### Requirements
Extract the listing below in full, unchanged.

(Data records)
• • • • •
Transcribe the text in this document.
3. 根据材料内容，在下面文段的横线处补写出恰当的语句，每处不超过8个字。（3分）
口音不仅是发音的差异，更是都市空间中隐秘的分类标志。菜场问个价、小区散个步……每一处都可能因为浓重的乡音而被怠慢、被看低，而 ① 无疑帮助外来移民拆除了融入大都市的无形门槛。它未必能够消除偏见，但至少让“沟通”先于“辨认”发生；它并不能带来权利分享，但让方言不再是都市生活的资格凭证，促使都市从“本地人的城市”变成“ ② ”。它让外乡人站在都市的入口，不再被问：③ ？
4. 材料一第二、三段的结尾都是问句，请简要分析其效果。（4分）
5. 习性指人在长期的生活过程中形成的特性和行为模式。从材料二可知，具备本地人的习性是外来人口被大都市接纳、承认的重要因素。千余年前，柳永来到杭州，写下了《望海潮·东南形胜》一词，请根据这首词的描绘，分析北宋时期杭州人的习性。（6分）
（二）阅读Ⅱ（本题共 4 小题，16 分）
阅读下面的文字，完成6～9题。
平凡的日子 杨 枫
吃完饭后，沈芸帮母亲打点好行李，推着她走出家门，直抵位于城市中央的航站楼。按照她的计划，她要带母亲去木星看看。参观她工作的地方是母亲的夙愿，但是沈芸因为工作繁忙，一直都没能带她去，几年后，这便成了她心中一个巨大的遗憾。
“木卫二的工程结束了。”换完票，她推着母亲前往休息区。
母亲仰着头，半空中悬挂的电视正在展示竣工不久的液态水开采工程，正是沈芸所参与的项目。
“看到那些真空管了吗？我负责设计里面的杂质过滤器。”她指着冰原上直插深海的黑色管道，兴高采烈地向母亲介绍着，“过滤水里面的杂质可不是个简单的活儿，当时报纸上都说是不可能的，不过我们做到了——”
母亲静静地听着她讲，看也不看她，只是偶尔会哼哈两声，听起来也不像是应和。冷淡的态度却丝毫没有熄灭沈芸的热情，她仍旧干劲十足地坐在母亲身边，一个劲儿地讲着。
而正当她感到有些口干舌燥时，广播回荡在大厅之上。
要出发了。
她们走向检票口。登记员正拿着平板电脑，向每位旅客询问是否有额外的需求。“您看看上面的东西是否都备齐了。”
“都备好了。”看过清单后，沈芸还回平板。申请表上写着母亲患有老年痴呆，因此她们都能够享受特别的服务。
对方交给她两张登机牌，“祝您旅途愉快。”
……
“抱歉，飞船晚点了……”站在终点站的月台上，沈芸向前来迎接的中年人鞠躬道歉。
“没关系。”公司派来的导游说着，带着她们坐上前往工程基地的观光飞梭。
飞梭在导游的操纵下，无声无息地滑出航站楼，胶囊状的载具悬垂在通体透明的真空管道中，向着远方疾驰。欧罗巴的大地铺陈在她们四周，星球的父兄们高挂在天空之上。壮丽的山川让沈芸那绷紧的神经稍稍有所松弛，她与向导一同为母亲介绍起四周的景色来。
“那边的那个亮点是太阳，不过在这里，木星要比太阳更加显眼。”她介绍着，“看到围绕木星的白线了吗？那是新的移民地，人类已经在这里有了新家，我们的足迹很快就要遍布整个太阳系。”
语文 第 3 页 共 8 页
• • • • •
### Full output
Transcribe the text in this document.
3. 根据材料内容，在下面文段的横线处补写出恰当的语句，每处不超过8个字。（3分）
口音不仅是发音的差异，更是都市空间中隐秘的分类标志。菜场问个价、小区散个步……每一处都可能因为浓重的乡音而被怠慢、被看低，而 ① 无疑帮助外来移民拆除了融入大都市的无形门槛。它未必能够消除偏见，但至少让“沟通”先于“辨认”发生；它并不能带来权利分享，但让方言不再是都市生活的资格凭证，促使都市从“本地人的城市”变成“ ② ”。它让外乡人站在都市的入口，不再被问：③ ？
4. 材料一第二、三段的结尾都是问句，请简要分析其效果。（4分）
5. 习性指人在长期的生活过程中形成的特性和行为模式。从材料二可知，具备本地人的习性是外来人口被大都市接纳、承认的重要因素。千余年前，柳永来到杭州，写下了《望海潮·东南形胜》一词，请根据这首词的描绘，分析北宋时期杭州人的习性。（6分）
（二）阅读Ⅱ（本题共 4 小题，16 分）
阅读下面的文字，完成6～9题。
平凡的日子 杨 枫
吃完饭后，沈芸帮母亲打点好行李，推着她走出家门，直抵位于城市中央的航站楼。按照她的计划，她要带母亲去木星看看。参观她工作的地方是母亲的夙愿，但是沈芸因为工作繁忙，一直都没能带她去，几年后，这便成了她心中一个巨大的遗憾。
“木卫二的工程结束了。”换完票，她推着母亲前往休息区。
母亲仰着头，半空中悬挂的电视正在展示竣工不久的液态水开采工程，正是沈芸所参与的项目。
“看到那些真空管了吗？我负责设计里面的杂质过滤器。”她指着冰原上直插深海的黑色管道，兴高采烈地向母亲介绍着，“过滤水里面的杂质可不是个简单的活儿，当时报纸上都说是不可能的，不过我们做到了——”
母亲静静地听着她讲，看也不看她，只是偶尔会哼哈两声，听起来也不像是应和。冷淡的态度却丝毫没有熄灭沈芸的热情，她仍旧干劲十足地坐在母亲身边，一个劲儿地讲着。
而正当她感到有些口干舌燥时，广播回荡在大厅之上。
要出发了。
她们走向检票口。登记员正拿着平板电脑，向每位旅客询问是否有额外的需求。“您看看上面的东西是否都备齐了。”
“都备好了。”看过清单后，沈芸还回平板。申请表上写着母亲患有老年痴呆，因此她们都能够享受特别的服务。
对方交给她两张登机牌，“祝您旅途愉快。”
……
“抱歉，飞船晚点了……”站在终点站的月台上，沈芸向前来迎接的中年人鞠躬道歉。
“没关系。”公司派来的导游说着，带着她们坐上前往工程基地的观光飞梭。
飞梭在导游的操纵下，无声无息地滑出航站楼，胶囊状的载具悬垂在通体透明的真空管道中，向着远方疾驰。欧罗巴的大地铺陈在她们四周，星球的父兄们高挂在天空之上。壮丽的山川让沈芸那绷紧的神经稍稍有所松弛，她与向导一同为母亲介绍起四周的景色来。
“那边的那个亮点是太阳，不过在这里，木星要比太阳更加显眼。”她介绍着，“看到围绕木星的白线了吗？那是新的移民地，人类已经在这里有了新家，我们的足迹很快就要遍布整个太阳系。”
语文 第 3 页 共 8 页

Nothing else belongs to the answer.